## Dataset content

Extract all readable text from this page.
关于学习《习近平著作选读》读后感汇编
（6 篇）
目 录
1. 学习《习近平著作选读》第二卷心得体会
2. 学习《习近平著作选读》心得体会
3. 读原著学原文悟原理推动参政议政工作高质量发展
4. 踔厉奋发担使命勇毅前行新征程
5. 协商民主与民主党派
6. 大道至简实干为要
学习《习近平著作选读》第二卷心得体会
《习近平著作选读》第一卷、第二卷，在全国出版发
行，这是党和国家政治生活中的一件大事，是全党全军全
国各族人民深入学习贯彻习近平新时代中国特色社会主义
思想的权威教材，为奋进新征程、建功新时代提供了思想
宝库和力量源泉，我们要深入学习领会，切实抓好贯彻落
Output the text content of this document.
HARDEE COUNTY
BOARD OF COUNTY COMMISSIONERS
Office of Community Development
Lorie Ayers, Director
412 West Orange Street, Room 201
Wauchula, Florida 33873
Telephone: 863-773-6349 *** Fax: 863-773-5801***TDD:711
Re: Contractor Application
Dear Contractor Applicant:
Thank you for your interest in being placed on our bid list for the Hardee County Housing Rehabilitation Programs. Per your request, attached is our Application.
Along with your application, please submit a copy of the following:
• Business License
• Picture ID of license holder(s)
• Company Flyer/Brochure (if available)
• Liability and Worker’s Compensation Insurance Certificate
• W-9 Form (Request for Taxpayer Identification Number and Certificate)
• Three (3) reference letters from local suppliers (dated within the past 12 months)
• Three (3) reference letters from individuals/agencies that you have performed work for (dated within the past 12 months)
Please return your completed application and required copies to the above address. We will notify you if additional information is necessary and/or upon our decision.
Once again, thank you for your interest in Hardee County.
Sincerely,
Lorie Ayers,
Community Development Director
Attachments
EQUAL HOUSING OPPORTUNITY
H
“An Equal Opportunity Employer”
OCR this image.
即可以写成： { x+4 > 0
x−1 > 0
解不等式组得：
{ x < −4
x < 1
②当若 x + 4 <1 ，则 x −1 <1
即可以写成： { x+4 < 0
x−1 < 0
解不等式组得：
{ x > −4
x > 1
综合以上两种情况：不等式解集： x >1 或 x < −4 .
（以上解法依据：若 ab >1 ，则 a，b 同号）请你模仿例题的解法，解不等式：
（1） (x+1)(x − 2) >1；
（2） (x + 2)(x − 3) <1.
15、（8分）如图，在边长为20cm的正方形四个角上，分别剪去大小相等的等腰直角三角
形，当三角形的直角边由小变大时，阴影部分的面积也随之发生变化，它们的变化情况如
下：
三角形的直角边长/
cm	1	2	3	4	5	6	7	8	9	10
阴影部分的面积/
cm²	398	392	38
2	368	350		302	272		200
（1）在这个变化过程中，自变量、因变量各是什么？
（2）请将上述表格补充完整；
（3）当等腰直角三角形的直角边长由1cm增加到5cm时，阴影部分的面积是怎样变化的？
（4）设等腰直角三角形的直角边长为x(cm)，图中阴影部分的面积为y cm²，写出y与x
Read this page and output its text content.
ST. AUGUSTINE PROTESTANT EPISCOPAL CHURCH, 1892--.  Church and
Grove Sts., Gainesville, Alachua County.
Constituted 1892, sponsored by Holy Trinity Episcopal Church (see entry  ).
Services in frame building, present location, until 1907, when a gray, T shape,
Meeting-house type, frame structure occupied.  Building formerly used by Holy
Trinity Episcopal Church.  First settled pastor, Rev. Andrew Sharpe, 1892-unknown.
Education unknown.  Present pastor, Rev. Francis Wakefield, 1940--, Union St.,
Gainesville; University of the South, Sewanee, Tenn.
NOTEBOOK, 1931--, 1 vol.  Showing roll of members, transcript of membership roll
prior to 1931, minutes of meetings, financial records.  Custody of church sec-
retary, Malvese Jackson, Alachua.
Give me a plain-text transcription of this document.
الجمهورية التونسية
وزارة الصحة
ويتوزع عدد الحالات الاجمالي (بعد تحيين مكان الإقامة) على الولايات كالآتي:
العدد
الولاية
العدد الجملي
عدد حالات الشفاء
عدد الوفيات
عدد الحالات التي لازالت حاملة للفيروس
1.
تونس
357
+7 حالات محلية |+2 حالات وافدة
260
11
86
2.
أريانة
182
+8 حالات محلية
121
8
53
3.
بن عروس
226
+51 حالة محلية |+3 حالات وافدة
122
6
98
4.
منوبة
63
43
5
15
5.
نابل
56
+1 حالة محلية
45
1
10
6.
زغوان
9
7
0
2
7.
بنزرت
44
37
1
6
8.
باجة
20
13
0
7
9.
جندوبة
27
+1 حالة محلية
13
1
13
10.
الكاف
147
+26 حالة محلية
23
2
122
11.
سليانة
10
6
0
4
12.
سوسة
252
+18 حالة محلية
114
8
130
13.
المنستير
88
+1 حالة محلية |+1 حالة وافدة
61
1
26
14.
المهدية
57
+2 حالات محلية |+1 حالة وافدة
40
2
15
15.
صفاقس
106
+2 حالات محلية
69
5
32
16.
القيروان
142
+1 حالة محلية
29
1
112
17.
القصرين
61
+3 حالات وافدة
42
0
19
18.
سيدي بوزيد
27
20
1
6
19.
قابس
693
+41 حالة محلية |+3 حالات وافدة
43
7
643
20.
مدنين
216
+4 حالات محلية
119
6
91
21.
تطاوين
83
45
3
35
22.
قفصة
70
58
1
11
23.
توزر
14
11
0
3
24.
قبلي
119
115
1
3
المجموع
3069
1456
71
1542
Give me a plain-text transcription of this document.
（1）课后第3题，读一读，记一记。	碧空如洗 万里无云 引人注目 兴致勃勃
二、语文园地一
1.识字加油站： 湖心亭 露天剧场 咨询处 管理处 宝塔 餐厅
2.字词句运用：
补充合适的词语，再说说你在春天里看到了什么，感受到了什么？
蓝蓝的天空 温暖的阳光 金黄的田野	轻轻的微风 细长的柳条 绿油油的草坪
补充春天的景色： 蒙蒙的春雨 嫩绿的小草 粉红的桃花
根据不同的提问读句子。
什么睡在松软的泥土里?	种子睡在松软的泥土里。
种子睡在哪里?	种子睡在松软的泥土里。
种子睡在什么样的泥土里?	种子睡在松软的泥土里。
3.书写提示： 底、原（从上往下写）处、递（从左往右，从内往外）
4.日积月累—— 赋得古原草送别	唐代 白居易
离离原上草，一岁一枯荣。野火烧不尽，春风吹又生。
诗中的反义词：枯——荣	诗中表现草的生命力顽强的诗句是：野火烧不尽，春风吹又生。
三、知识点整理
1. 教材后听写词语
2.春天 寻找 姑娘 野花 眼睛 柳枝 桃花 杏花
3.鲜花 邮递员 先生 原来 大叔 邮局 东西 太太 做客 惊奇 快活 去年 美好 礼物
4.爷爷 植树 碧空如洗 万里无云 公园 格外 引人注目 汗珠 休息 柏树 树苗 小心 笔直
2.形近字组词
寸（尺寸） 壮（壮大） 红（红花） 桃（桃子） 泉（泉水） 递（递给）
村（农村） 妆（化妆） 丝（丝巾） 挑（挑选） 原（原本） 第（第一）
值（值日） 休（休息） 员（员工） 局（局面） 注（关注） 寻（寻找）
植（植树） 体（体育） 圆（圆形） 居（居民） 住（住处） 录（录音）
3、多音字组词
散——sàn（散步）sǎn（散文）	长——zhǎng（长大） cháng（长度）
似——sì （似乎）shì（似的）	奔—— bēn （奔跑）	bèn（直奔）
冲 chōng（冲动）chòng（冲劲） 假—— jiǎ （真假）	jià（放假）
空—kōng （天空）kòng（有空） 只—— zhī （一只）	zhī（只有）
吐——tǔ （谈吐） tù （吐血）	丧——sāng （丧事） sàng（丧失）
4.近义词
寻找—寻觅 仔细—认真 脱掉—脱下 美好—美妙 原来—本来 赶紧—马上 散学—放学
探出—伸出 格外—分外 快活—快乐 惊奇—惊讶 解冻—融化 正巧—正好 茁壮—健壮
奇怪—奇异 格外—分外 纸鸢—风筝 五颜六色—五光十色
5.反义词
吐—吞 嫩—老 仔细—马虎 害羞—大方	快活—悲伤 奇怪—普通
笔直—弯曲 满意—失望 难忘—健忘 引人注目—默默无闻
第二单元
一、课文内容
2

## The task
Give the count of lines in the records that contain "Alachua", and no other text.

## Task result
2